[Figure collection entries]
------------------------------------------------

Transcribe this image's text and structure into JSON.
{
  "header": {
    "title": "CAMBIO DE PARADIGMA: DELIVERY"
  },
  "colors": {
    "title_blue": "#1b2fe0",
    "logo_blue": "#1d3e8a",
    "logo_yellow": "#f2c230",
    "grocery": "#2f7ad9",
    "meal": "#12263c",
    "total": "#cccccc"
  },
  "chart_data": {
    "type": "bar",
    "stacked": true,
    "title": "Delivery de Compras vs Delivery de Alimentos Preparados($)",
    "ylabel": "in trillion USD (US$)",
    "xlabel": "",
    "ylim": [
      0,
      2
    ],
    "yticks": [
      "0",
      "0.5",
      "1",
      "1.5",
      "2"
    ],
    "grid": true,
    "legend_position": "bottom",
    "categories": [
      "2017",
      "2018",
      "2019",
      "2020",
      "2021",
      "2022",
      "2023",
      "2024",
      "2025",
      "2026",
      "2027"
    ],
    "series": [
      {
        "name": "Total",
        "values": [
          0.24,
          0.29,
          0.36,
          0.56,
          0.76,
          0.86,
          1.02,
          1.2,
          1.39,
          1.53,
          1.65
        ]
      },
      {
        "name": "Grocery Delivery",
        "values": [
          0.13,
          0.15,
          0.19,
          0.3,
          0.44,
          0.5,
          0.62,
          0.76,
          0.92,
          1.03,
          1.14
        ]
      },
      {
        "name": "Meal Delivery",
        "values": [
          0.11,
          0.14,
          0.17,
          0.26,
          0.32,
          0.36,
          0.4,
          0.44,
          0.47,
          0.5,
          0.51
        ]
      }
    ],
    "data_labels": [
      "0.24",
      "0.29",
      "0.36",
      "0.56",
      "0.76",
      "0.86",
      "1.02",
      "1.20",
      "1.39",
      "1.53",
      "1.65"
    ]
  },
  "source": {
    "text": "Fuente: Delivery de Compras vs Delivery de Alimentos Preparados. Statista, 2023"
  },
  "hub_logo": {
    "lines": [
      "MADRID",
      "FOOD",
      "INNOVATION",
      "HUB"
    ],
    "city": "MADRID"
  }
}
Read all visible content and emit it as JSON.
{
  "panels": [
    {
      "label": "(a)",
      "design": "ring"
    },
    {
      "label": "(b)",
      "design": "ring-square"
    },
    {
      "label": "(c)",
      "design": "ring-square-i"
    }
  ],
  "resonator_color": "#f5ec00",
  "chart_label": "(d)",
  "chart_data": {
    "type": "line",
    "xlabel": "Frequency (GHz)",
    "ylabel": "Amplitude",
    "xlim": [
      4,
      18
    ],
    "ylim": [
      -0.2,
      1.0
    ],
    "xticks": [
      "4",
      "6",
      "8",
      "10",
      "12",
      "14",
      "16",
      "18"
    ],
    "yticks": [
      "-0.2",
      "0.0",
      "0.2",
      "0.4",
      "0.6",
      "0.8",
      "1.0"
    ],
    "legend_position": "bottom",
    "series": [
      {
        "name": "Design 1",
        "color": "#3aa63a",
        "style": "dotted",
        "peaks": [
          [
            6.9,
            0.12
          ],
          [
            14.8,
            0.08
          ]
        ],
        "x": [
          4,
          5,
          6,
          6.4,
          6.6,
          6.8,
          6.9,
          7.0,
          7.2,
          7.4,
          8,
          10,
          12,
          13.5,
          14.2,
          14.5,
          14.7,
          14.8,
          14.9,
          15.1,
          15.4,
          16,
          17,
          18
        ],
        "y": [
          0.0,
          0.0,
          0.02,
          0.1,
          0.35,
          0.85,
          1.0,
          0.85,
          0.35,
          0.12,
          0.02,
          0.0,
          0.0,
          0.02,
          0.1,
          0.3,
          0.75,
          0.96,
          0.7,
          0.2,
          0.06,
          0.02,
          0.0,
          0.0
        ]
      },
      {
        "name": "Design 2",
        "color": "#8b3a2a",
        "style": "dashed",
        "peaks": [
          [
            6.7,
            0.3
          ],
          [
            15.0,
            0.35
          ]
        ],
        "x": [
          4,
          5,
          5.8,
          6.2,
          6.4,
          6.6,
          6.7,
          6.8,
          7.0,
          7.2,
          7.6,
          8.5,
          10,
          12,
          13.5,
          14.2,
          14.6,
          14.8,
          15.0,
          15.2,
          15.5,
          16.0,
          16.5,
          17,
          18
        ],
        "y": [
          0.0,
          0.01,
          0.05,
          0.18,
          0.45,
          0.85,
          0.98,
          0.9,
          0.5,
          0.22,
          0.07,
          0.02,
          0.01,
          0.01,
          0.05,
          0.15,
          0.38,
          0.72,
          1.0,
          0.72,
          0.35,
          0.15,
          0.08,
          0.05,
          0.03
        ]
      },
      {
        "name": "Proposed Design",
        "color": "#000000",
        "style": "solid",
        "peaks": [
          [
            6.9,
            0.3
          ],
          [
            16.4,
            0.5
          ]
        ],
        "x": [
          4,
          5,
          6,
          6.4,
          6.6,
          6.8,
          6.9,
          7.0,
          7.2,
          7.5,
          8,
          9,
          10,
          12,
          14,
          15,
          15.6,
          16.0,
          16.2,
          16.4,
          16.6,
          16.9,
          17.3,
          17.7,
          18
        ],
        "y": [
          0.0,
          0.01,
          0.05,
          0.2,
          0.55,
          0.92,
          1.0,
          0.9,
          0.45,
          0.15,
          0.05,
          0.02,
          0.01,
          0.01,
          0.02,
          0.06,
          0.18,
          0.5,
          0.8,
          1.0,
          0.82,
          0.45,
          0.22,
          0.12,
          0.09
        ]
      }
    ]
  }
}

------------------------------------------------

▶ **TASK DESCRIPTION**
Looking at the entries above, state how many lines contain "style"; give the number alone.

▶ **COMPLETED EXERCISE**
3